**** ENTRIES SUPPLIED
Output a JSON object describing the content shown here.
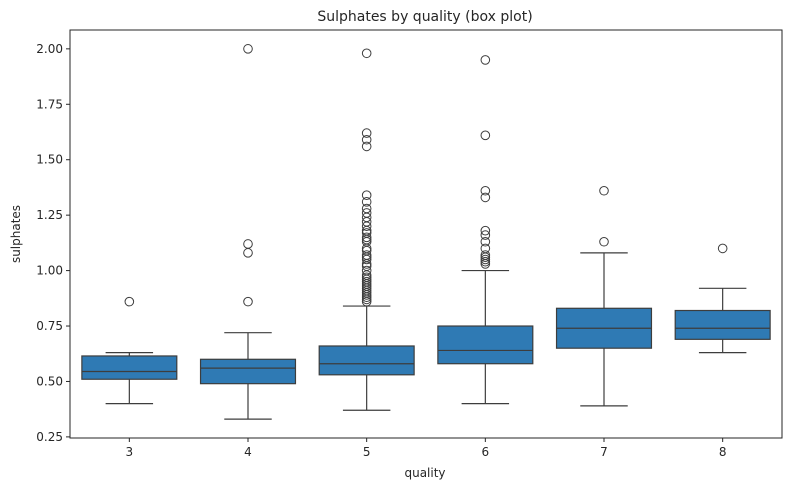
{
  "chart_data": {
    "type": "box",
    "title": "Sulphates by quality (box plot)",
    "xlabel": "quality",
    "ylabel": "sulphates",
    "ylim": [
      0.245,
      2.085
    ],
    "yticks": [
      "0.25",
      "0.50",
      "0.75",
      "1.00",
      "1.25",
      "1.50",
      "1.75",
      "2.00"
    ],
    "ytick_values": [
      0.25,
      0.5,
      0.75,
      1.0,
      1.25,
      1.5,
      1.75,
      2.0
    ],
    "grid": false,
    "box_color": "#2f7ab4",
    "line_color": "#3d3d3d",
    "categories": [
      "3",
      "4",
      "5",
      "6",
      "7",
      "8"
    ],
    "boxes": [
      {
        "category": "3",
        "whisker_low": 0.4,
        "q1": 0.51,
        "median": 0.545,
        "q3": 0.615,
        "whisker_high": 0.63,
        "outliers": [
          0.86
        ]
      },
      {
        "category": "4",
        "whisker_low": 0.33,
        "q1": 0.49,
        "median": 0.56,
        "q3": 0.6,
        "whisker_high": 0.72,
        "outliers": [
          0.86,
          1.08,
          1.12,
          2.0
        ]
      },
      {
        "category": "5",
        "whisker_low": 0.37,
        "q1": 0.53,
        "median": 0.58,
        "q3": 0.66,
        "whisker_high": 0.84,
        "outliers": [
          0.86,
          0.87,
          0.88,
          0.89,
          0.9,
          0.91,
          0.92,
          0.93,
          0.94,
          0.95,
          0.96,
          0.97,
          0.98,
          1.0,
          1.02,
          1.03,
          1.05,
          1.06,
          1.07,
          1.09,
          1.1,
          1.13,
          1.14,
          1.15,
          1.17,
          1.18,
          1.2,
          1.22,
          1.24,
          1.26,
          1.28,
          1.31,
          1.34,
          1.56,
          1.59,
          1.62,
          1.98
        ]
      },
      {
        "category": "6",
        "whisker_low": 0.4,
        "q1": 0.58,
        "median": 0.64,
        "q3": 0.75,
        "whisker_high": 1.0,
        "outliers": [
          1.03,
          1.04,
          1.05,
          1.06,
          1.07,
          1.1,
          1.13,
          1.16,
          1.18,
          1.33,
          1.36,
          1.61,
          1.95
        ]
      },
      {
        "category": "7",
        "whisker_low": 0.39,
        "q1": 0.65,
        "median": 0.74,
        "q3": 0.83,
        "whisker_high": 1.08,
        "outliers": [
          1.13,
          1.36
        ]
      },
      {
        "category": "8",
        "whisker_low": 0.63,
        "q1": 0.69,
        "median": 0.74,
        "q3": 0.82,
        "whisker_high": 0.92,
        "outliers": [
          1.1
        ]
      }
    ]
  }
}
********
Consider the entries above and return each line with the string "category".

        "category": "3",
        "category": "4",
        "category": "5",
        "category": "6",
        "category": "7",
        "category": "8",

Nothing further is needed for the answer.